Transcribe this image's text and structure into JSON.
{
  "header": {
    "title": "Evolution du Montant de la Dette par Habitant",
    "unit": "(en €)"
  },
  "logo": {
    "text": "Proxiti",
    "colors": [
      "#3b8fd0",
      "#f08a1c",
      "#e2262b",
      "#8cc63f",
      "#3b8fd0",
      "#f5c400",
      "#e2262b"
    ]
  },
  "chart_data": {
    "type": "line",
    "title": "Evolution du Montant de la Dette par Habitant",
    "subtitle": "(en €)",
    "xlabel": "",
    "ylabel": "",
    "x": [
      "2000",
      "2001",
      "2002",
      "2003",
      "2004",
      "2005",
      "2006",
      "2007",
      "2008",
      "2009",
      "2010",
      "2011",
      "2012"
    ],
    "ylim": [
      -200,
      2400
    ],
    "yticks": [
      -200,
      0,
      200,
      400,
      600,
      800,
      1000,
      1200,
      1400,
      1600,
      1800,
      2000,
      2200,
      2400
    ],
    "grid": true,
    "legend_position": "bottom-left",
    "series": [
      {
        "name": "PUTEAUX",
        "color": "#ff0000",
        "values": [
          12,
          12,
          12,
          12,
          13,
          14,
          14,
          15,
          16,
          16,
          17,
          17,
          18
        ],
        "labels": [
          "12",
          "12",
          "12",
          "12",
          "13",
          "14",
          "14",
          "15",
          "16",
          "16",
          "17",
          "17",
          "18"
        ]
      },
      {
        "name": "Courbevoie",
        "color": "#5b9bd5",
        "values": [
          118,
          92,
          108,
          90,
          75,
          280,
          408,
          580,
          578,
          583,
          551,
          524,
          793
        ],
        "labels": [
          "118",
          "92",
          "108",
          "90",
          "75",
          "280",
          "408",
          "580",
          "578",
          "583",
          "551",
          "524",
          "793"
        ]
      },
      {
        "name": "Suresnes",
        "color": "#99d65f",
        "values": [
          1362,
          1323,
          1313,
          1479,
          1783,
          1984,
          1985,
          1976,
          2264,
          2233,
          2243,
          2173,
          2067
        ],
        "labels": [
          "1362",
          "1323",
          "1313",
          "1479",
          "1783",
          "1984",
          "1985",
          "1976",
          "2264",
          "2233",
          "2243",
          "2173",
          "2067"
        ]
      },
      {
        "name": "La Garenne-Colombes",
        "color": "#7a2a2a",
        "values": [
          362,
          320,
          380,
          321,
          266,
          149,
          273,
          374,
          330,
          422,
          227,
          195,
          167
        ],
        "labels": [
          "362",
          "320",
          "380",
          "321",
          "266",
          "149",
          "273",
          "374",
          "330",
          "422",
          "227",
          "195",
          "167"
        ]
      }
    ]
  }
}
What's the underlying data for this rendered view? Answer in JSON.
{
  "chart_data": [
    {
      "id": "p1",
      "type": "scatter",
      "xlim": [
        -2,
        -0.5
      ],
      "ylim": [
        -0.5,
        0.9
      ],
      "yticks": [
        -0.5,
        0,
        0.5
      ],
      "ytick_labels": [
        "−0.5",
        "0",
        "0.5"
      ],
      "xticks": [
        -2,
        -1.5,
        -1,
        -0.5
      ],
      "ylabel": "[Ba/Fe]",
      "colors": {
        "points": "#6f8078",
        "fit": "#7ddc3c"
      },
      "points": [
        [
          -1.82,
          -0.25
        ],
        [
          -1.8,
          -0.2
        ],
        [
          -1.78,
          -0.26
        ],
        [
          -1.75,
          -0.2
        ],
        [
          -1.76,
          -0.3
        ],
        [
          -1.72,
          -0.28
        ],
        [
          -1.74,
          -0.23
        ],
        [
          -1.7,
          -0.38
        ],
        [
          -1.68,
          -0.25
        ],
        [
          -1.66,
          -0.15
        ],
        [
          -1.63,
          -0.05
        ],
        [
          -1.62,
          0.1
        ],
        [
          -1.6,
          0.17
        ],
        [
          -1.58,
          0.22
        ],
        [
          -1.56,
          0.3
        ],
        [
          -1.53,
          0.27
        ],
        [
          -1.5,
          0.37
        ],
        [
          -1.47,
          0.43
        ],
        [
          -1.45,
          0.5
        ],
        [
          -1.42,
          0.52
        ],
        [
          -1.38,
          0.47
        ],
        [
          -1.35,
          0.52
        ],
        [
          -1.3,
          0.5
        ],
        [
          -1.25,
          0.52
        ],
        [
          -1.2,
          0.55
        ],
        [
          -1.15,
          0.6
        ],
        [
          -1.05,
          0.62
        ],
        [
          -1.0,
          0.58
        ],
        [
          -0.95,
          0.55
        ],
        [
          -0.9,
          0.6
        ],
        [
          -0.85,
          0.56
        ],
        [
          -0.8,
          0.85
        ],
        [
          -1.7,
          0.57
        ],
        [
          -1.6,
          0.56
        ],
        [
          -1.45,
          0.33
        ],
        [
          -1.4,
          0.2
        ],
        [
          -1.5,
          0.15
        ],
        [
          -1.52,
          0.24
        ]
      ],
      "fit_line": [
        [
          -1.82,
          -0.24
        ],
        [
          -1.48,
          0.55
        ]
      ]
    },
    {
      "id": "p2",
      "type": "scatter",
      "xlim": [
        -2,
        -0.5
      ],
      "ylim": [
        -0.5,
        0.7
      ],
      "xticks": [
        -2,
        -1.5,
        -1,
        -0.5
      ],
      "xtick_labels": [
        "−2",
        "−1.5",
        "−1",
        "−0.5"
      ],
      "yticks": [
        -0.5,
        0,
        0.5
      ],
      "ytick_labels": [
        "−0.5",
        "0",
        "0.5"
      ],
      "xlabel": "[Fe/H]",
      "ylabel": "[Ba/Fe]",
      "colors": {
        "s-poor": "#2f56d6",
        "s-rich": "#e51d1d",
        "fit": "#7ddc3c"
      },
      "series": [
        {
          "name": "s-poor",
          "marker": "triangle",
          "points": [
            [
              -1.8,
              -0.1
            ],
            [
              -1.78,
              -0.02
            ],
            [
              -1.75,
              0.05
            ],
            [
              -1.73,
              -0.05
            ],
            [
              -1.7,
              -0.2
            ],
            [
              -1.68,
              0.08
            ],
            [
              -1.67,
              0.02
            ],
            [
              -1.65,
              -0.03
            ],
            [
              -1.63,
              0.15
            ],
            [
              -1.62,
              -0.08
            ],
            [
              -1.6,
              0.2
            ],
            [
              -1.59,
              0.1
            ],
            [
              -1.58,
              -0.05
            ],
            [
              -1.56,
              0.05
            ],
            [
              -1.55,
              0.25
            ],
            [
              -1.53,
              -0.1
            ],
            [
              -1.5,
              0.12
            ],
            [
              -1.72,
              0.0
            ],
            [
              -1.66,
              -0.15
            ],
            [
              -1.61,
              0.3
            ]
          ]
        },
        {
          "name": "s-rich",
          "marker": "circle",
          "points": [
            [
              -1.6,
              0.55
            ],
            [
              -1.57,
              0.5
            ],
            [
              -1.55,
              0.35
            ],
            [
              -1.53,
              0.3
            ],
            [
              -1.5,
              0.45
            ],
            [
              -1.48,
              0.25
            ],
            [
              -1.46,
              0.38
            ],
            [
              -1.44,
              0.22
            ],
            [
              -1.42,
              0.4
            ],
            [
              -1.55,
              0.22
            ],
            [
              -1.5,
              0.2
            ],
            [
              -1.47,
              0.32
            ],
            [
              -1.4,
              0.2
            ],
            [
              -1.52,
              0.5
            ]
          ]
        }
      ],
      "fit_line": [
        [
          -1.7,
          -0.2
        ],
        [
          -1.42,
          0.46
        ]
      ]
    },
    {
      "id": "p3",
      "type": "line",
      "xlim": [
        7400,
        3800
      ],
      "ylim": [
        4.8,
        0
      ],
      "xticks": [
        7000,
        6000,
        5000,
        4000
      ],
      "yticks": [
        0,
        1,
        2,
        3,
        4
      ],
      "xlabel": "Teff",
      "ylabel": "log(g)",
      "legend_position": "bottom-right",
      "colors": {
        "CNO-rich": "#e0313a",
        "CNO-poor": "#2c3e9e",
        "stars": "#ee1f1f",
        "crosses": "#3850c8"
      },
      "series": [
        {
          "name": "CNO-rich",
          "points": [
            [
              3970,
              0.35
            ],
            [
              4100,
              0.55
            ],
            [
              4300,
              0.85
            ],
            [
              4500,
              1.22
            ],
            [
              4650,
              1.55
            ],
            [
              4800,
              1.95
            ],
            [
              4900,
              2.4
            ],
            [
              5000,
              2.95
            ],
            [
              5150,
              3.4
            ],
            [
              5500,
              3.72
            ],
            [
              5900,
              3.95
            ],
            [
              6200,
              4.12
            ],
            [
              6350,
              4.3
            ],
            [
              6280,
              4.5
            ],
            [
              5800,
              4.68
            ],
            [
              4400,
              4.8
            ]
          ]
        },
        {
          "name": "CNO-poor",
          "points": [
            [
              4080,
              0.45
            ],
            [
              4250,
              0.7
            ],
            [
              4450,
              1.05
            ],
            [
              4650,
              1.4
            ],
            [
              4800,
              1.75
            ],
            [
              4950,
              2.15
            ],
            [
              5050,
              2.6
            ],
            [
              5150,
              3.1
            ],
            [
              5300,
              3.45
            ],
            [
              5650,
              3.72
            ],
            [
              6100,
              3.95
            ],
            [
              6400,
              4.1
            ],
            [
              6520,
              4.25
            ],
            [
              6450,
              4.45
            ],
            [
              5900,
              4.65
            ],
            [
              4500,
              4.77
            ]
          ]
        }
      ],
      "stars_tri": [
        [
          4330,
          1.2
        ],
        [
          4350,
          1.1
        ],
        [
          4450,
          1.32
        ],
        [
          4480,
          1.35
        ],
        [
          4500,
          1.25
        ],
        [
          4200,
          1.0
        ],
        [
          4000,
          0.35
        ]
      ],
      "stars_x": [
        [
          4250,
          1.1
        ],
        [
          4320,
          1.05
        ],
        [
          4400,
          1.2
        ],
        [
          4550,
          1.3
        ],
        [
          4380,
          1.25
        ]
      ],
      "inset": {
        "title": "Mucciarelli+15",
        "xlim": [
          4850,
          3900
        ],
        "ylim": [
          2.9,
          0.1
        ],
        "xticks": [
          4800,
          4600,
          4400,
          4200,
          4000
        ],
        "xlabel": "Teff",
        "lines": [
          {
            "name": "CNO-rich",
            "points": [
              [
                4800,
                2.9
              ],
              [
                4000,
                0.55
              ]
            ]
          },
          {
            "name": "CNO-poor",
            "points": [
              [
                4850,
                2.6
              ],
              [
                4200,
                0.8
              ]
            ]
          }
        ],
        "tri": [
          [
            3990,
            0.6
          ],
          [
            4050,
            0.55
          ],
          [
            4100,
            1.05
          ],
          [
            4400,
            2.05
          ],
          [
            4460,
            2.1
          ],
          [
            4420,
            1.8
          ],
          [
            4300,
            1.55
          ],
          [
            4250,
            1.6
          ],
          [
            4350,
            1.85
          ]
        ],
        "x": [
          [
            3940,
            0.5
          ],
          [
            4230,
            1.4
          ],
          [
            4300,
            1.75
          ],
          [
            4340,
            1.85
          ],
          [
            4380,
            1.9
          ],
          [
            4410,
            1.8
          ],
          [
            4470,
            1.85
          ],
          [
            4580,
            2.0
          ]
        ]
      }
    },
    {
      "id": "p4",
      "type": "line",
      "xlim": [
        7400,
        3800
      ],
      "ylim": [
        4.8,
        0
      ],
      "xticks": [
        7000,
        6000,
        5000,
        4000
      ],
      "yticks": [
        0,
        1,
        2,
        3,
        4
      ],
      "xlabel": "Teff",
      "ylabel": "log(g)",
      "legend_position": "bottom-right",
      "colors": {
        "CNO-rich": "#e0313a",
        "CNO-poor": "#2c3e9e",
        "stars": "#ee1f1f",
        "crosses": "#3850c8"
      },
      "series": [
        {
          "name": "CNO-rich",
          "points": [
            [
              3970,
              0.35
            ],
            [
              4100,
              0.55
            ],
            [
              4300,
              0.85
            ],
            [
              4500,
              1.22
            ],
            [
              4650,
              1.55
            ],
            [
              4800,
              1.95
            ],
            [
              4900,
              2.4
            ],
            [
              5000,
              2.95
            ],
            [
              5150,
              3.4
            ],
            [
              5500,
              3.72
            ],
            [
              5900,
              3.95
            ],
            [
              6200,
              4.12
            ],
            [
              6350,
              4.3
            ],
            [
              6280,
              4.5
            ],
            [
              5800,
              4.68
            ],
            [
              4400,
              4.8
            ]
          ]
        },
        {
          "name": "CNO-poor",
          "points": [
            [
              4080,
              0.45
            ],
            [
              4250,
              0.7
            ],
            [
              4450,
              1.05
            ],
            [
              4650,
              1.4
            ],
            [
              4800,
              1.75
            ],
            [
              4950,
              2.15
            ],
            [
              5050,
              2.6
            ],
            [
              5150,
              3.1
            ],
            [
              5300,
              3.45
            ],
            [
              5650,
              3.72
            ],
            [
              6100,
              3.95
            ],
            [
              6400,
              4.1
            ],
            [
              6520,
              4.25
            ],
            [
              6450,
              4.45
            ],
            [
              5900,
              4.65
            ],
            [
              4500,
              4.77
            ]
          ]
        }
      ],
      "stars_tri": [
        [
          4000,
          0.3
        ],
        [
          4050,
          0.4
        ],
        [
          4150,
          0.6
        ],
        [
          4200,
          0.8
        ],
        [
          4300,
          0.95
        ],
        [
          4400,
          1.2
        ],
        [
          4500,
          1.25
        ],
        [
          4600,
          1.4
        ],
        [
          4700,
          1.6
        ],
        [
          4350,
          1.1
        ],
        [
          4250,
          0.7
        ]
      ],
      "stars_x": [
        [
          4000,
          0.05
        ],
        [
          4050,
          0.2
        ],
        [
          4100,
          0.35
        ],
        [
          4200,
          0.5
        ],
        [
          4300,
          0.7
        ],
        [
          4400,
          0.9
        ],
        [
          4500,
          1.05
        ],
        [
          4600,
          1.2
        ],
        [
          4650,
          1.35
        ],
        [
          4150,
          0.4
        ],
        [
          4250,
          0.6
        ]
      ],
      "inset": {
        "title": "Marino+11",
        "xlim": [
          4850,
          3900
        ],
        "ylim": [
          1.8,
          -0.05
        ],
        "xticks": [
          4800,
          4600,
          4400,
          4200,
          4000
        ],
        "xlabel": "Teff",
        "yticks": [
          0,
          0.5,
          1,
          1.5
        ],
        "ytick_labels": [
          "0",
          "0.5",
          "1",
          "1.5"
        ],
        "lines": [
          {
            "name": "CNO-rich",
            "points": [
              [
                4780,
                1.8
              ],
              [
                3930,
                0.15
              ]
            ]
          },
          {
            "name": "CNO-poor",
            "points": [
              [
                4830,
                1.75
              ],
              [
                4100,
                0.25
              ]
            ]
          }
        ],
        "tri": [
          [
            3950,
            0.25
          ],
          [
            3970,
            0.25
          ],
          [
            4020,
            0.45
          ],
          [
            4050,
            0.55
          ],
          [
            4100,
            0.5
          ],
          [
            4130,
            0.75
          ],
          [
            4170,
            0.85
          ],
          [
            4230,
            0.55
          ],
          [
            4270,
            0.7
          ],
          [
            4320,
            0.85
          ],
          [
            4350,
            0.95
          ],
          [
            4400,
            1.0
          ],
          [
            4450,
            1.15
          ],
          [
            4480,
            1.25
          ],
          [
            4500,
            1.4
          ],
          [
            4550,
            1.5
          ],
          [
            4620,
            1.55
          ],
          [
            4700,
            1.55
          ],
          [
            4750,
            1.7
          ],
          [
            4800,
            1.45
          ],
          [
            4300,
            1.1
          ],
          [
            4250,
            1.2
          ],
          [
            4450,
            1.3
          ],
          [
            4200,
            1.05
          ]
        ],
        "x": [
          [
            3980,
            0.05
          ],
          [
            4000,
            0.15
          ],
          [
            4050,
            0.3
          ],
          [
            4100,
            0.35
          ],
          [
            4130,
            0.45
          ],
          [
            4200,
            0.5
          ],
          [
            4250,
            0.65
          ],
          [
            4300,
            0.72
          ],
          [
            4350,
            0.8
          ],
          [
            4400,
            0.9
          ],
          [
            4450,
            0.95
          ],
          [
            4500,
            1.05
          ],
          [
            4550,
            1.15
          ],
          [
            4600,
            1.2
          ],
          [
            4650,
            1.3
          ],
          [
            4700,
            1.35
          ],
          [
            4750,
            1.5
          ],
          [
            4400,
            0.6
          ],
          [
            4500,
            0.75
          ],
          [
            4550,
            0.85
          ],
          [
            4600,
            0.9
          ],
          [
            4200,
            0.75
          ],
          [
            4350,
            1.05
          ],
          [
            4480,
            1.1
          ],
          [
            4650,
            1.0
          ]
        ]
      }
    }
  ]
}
--- --- ---
### EXERCISE
Each line with the string "this" in it needs to be found and copied.

### RESPONSE
Transcribe this image's text and structure into JSON.
What's the underlying data for this rendered view? Answer in JSON.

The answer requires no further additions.